Chart and figure data
-------------------------

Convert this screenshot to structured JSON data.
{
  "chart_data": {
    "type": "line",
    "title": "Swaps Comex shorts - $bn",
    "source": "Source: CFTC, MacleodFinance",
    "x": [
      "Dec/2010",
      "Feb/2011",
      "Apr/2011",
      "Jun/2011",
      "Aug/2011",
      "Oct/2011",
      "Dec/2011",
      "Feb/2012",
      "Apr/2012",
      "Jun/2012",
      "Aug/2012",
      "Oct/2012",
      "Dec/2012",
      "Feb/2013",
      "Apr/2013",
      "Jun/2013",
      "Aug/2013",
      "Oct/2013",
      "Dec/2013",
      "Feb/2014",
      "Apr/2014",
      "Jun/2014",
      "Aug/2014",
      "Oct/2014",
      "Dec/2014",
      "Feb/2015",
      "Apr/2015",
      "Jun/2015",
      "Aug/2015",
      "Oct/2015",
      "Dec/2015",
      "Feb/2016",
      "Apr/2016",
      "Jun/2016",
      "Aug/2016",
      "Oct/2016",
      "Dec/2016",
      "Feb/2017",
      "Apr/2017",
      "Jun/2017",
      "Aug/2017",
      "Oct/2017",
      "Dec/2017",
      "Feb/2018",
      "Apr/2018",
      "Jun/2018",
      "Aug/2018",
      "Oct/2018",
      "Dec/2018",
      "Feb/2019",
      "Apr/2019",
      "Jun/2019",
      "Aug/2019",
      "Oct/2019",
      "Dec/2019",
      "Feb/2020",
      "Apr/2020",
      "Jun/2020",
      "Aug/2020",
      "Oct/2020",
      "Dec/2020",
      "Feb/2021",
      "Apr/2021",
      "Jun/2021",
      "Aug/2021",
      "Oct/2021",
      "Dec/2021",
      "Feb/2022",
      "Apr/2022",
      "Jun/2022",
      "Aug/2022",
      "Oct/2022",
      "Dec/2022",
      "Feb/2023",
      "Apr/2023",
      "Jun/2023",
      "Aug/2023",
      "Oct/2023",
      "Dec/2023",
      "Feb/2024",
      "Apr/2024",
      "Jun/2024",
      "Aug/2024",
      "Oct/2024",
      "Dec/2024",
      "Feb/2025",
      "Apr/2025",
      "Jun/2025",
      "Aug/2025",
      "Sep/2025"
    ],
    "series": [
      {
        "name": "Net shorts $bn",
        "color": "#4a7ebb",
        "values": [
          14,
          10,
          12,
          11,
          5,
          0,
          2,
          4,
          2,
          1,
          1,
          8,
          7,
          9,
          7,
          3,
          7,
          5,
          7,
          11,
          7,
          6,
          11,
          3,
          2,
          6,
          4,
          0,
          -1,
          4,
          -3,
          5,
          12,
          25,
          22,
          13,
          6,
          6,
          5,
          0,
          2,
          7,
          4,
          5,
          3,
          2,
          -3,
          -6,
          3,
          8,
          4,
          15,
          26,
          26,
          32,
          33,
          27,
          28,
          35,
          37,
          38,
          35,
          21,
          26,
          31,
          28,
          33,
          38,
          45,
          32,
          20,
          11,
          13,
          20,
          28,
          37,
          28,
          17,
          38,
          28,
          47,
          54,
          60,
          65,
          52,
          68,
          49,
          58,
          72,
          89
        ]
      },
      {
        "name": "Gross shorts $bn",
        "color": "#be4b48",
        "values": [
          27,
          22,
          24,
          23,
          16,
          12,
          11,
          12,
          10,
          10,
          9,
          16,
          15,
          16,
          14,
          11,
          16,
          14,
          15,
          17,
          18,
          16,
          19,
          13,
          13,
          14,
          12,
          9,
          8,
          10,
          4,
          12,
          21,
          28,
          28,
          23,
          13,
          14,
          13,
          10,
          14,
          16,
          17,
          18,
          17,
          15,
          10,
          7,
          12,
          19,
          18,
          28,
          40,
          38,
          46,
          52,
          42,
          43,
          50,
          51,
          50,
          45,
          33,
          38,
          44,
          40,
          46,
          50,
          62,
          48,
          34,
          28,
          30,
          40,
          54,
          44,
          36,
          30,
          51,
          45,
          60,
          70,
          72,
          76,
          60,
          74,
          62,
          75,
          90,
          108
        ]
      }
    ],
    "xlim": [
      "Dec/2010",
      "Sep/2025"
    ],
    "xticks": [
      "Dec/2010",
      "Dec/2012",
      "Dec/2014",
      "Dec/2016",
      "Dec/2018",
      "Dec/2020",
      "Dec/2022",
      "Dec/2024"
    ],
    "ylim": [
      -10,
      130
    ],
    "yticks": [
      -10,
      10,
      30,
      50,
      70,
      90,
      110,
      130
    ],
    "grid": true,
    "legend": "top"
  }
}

-------------------------

Stated task:
Examine the records and pull out every line where the string "name" occurs.

The solution:
        "name": "Net shorts $bn",
        "name": "Gross shorts $bn",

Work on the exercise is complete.